Figure content listings:
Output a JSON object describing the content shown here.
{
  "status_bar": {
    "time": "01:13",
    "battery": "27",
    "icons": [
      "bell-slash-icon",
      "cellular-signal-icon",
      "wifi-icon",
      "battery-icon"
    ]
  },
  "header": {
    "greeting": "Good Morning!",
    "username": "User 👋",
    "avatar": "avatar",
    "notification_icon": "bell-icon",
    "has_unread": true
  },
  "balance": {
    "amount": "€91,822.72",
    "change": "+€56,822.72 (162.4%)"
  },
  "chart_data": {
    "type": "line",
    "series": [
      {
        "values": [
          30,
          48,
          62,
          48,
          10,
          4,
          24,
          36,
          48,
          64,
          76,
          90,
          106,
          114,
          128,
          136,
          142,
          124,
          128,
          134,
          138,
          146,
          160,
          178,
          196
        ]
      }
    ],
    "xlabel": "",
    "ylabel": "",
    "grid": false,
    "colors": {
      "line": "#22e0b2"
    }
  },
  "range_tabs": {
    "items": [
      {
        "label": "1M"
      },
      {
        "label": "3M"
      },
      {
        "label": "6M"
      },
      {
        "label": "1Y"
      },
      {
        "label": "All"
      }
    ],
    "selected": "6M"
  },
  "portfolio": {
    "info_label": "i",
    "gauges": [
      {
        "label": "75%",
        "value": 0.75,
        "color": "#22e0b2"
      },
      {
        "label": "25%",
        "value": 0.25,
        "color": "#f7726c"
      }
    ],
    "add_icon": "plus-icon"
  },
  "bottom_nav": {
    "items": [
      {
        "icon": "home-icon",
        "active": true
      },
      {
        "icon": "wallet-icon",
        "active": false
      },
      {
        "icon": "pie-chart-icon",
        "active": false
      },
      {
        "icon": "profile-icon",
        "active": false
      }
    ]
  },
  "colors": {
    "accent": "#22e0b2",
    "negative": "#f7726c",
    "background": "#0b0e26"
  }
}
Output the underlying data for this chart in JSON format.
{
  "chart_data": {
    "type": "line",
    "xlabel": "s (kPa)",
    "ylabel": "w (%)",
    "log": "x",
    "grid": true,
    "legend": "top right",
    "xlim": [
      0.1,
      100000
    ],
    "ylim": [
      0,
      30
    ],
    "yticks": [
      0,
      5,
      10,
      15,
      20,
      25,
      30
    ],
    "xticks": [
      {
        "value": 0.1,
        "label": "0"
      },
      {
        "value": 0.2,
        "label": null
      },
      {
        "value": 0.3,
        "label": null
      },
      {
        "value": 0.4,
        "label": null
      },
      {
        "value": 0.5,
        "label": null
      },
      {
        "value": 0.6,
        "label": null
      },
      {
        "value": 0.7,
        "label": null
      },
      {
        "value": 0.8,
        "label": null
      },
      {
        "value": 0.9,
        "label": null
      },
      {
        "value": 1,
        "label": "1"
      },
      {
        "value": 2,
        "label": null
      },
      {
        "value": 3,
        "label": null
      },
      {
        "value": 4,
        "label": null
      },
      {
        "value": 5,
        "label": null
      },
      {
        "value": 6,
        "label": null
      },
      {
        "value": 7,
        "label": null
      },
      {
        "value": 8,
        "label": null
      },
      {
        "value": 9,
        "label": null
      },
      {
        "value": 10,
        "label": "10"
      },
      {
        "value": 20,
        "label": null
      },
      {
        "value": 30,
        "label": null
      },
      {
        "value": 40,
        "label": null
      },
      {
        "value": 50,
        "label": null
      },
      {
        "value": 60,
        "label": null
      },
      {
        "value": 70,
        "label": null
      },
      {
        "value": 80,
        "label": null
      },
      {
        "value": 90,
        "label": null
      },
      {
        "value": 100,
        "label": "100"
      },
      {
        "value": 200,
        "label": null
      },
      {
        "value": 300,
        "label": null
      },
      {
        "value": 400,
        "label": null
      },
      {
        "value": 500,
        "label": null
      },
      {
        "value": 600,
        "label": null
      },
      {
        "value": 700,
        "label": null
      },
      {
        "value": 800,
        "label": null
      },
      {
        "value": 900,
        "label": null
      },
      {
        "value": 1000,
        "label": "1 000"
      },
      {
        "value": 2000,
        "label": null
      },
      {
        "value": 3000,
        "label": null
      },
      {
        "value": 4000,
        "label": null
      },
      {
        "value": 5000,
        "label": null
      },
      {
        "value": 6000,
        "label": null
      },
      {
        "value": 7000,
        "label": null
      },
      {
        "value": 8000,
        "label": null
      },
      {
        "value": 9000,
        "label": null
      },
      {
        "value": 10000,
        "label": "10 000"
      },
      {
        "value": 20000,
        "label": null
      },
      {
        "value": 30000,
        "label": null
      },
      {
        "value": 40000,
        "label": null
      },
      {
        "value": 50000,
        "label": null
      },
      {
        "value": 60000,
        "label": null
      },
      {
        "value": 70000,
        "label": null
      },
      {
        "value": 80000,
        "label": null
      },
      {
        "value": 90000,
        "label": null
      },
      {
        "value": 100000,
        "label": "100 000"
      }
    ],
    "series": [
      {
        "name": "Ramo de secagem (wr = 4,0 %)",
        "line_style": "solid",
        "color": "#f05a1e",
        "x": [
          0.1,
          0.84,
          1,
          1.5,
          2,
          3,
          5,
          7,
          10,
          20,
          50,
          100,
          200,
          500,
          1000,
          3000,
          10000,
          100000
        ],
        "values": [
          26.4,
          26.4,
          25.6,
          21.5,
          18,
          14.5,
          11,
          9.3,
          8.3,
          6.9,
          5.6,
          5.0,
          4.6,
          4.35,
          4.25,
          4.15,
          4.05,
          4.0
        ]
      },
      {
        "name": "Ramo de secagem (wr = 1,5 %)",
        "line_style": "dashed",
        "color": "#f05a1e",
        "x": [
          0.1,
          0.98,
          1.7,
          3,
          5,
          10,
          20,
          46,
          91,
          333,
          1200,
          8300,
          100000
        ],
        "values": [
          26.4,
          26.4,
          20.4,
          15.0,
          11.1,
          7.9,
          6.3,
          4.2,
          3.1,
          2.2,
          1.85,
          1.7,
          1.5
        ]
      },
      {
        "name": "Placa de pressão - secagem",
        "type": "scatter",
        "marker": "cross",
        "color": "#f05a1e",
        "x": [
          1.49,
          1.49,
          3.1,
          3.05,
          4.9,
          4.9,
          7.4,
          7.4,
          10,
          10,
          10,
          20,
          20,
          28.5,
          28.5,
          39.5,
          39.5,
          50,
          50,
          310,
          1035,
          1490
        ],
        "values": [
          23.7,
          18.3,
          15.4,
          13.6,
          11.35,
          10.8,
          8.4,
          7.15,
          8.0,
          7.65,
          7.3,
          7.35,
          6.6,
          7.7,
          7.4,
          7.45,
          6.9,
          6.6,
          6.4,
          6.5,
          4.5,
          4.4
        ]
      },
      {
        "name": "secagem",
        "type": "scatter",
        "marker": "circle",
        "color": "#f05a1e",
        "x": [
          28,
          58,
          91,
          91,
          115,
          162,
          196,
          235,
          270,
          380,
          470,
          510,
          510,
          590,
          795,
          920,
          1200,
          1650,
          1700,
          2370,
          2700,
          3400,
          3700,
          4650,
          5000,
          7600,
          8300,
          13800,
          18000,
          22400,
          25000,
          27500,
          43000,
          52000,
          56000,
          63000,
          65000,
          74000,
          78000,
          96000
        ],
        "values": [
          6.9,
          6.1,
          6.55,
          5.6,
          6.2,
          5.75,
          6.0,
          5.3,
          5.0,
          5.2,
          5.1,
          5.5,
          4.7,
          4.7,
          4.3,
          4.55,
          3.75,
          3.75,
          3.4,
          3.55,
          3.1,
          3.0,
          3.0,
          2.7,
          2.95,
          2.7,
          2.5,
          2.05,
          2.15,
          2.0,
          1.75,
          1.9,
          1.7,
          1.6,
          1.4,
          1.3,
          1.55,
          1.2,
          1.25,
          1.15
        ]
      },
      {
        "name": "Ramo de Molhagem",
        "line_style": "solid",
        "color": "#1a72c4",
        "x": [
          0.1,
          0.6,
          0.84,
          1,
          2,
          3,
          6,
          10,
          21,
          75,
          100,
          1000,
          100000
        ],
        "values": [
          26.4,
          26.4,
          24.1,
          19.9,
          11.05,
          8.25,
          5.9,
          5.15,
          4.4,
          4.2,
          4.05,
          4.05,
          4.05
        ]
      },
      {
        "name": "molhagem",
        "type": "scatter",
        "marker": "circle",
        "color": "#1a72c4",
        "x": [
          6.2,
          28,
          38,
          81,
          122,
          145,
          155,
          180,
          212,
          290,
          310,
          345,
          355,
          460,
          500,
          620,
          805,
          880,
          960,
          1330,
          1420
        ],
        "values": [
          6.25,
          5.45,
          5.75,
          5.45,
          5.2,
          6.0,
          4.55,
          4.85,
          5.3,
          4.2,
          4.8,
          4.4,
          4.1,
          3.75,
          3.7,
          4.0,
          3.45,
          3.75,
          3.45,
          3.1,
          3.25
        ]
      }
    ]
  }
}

REQUIRED WORK:
Copy out every line of the listing that includes the string "Output".

RESPONSE FOR THIS EXERCISE:
Output a JSON object describing the content shown here.
Output the underlying data for this chart in JSON format.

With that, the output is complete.